Read through the data and report every line in which the word "有差异性目标选择" occurs.

** start Material for this task **

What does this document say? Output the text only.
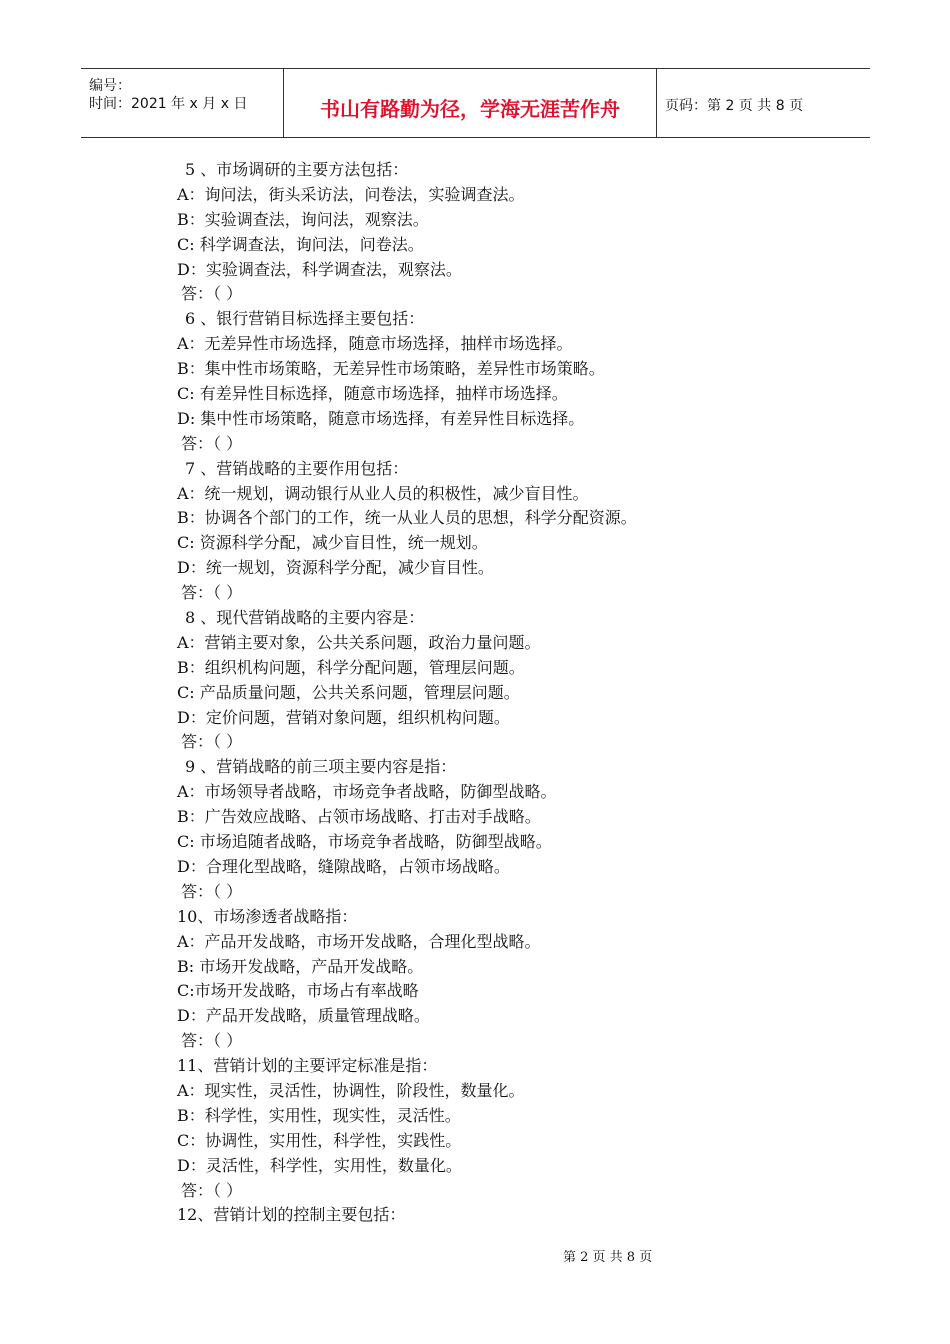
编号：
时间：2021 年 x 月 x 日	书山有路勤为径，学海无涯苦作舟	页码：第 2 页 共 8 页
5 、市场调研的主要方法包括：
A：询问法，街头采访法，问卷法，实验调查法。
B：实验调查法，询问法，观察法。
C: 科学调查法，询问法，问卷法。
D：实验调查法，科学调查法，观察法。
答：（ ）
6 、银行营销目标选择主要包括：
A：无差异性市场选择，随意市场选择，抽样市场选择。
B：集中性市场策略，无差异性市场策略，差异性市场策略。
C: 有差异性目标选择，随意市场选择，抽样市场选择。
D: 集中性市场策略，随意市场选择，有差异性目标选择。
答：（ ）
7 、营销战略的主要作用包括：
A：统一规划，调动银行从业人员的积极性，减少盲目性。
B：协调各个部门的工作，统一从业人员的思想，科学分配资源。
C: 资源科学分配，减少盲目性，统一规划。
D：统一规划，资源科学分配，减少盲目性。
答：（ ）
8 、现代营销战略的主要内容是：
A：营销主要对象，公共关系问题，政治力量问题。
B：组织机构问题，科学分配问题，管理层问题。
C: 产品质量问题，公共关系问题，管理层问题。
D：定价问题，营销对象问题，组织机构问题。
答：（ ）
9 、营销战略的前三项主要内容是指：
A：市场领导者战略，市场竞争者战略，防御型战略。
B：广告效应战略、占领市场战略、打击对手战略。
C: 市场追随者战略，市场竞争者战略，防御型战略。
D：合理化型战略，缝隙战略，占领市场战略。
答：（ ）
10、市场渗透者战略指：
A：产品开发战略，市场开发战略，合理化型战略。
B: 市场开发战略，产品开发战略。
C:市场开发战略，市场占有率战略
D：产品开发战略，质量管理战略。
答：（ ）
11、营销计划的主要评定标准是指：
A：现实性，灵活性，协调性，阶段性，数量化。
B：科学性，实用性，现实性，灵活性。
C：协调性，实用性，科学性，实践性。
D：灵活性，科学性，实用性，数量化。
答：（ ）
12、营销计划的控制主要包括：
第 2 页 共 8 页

** end Material for this task **
** start Material for this task **

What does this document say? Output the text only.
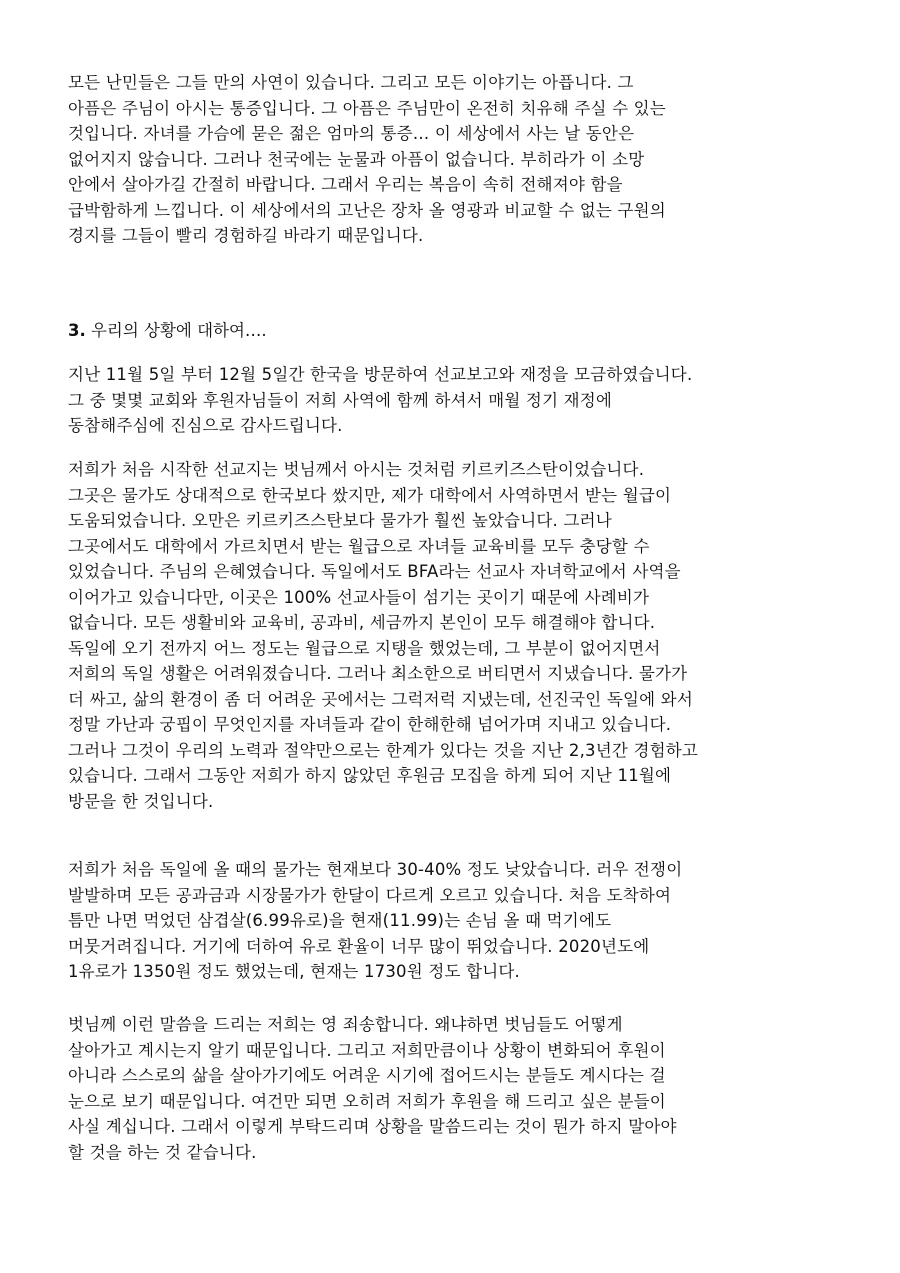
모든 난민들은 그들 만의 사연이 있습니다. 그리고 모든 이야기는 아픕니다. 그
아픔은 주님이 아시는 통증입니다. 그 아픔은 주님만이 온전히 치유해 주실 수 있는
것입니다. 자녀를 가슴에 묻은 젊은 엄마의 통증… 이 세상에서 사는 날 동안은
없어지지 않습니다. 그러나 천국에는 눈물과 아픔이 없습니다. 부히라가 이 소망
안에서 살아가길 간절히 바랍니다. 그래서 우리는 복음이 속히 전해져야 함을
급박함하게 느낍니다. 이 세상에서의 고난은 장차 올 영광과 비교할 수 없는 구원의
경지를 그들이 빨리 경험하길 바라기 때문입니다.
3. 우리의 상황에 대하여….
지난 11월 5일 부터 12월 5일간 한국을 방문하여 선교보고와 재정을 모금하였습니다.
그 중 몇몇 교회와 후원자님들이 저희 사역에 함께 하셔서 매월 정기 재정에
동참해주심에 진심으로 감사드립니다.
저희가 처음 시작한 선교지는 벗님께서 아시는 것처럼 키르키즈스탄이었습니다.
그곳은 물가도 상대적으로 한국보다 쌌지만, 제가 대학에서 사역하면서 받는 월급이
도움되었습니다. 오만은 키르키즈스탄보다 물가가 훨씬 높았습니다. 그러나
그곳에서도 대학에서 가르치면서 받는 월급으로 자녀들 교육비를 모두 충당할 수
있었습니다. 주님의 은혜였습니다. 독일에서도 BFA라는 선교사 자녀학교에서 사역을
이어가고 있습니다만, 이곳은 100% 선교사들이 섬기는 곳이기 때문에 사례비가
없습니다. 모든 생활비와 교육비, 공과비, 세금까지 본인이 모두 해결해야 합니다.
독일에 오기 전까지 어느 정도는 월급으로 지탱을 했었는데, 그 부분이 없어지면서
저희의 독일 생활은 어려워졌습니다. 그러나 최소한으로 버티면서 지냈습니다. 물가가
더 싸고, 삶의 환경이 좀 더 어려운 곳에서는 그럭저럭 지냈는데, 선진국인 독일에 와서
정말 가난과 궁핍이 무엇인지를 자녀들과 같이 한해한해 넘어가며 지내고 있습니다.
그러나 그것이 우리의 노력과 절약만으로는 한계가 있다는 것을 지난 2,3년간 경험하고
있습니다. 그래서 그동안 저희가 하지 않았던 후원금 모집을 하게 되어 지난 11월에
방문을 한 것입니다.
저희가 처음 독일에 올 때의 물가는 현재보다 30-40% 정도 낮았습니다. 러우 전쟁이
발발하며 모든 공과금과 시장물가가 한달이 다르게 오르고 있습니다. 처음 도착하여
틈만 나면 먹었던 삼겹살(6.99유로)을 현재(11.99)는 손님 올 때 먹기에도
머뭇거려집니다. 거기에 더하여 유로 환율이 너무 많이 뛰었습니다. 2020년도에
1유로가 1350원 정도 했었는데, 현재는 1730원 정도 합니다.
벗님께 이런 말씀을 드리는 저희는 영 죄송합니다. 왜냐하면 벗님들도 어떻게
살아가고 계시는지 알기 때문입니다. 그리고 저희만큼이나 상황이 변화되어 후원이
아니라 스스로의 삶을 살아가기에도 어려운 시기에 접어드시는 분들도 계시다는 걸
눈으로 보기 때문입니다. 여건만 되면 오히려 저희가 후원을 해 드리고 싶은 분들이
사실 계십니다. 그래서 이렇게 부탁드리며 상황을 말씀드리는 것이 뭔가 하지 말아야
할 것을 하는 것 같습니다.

** end Material for this task **

# Task answer
C: 有差异性目标选择，随意市场选择，抽样市场选择。
D: 集中性市场策略，随意市场选择，有差异性目标选择。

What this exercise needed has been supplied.